• _WRITTEN TASK_
Wherever the string "down" occurs in a line of these records, report that line.

• _EXERCISE MATERIAL_
= = = = = = =
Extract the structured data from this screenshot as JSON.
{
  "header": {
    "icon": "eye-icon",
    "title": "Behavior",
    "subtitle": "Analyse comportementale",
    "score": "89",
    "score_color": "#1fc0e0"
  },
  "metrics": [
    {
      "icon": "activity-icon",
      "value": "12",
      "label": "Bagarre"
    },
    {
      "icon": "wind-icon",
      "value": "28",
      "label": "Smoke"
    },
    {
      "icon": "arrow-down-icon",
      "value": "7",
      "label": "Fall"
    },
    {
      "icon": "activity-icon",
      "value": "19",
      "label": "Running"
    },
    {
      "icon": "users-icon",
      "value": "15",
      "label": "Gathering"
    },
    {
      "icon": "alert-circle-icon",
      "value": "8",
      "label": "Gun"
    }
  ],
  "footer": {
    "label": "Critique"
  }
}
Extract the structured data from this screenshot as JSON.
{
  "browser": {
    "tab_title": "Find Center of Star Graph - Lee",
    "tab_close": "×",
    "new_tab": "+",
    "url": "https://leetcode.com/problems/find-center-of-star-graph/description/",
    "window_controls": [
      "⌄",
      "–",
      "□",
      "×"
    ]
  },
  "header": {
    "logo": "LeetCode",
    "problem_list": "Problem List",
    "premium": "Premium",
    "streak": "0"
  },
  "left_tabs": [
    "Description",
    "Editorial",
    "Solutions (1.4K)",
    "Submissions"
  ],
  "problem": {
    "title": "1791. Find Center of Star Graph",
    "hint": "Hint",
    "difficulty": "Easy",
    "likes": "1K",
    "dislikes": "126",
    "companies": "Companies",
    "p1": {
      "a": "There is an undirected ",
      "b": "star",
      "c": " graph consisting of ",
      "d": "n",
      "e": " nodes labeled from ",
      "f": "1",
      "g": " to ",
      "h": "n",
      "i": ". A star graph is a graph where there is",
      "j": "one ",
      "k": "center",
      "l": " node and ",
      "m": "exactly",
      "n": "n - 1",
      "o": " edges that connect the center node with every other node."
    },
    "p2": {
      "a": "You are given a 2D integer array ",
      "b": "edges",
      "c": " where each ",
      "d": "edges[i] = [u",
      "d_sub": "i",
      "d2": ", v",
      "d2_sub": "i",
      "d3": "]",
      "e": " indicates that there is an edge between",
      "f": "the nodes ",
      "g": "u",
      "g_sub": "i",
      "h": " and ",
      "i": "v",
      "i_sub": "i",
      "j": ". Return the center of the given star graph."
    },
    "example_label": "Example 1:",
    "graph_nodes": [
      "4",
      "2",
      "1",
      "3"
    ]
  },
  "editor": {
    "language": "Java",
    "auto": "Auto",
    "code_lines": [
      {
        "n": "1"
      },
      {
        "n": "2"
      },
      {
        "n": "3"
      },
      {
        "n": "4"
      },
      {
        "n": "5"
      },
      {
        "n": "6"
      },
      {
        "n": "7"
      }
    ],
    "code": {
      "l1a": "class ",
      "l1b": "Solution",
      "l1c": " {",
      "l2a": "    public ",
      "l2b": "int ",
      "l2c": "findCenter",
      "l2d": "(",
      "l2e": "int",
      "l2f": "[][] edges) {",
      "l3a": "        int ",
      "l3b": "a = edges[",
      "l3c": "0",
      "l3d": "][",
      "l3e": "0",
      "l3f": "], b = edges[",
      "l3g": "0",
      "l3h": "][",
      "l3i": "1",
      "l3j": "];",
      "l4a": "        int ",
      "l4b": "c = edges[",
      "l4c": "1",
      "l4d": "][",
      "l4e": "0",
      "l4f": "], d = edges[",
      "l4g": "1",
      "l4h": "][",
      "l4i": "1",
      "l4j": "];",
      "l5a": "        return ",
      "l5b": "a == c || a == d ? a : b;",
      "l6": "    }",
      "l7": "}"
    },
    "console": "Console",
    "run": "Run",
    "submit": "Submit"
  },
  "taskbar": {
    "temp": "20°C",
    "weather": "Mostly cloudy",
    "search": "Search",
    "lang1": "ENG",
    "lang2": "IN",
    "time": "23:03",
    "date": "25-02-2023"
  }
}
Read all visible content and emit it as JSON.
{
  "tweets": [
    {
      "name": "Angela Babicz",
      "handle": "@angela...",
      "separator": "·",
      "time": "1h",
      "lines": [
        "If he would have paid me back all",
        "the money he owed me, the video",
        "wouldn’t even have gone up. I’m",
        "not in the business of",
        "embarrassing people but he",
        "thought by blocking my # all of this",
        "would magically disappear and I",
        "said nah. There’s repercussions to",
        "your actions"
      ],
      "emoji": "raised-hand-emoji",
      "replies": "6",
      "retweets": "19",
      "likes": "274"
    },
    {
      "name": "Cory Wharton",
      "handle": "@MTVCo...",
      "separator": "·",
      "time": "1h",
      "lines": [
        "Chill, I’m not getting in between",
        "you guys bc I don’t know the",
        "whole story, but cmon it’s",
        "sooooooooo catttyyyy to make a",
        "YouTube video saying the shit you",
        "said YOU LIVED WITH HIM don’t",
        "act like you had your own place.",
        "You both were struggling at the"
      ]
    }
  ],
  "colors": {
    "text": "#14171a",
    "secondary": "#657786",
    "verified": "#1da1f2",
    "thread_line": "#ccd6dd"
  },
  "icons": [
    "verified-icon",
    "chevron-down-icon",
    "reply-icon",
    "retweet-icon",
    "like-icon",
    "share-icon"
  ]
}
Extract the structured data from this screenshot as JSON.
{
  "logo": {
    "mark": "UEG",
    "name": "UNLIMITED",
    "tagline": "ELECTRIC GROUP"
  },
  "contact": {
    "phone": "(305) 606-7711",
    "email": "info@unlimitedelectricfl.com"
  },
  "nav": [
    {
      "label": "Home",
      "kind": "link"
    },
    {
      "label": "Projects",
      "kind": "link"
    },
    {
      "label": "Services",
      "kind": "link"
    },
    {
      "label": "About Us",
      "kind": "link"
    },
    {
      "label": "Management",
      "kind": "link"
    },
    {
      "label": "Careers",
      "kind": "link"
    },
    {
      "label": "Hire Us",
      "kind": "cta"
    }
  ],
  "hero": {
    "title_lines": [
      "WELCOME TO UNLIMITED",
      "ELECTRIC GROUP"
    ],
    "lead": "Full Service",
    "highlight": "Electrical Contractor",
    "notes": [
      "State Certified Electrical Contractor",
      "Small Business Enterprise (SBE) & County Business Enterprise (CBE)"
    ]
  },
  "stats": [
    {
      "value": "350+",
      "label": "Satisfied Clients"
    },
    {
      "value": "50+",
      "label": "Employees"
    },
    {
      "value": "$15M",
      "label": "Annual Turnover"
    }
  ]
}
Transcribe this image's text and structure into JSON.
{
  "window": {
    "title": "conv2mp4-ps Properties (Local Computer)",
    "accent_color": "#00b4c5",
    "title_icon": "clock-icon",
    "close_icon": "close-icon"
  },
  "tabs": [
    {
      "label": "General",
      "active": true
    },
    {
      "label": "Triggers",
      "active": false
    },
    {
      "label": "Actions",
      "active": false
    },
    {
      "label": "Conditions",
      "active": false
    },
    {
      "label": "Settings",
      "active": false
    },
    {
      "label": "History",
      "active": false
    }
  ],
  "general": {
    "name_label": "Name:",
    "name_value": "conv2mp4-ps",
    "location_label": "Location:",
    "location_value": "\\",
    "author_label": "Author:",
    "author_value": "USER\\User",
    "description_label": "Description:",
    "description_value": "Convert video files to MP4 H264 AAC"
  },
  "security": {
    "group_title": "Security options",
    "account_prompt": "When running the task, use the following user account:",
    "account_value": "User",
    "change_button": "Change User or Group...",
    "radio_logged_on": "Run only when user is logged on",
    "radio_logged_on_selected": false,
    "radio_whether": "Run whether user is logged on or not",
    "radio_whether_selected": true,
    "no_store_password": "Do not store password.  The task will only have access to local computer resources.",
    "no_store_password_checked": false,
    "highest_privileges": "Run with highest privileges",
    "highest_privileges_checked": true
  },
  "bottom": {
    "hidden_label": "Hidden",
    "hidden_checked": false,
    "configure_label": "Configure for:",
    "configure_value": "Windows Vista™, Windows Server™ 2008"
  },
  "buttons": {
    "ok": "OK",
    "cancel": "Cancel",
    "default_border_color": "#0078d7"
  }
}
= = = = = = =
• _ANSWER TO THIS PROBLEM_
      "icon": "arrow-down-icon",
    "chevron-down-icon",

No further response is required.